+++ Task input +++

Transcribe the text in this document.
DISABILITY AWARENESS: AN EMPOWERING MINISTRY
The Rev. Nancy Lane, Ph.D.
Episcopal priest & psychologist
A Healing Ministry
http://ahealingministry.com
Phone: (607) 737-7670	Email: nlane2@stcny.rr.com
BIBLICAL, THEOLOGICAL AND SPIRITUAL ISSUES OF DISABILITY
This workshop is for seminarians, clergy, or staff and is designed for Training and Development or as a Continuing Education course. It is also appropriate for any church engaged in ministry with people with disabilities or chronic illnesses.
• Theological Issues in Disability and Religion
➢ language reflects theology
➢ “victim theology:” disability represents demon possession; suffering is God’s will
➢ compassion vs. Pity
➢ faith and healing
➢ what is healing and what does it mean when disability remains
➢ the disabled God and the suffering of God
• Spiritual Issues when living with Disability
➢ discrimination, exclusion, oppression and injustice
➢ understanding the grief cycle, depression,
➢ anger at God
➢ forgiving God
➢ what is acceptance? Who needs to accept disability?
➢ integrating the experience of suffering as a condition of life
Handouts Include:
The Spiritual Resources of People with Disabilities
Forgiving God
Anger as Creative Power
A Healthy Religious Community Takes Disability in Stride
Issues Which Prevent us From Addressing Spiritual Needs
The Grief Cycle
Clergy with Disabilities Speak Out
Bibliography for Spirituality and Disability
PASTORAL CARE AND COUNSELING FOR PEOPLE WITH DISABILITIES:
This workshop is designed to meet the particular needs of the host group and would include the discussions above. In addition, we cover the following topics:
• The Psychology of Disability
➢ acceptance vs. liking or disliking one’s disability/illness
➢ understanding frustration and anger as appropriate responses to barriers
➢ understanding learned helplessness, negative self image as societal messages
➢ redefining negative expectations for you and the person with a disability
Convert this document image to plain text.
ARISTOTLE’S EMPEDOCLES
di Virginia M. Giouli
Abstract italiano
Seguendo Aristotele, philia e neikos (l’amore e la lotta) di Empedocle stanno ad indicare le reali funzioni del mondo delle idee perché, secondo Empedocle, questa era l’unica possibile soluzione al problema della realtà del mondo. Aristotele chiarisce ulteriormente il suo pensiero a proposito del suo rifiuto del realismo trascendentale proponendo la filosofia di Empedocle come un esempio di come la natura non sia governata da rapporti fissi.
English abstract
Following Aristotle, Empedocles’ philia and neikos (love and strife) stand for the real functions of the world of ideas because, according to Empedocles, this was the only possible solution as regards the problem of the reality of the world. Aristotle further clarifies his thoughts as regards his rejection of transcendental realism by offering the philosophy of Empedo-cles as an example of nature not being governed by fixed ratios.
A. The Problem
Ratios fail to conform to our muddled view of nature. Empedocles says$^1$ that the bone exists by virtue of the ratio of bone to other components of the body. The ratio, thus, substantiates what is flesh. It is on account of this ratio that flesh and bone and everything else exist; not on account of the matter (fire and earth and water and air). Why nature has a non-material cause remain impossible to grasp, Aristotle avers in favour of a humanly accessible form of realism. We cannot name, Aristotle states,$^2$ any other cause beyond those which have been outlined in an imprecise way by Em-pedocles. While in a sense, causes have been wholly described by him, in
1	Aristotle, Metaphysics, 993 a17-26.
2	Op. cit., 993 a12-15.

+++

Reply with nothing except the number of lines in the listing above that include "workshop".

2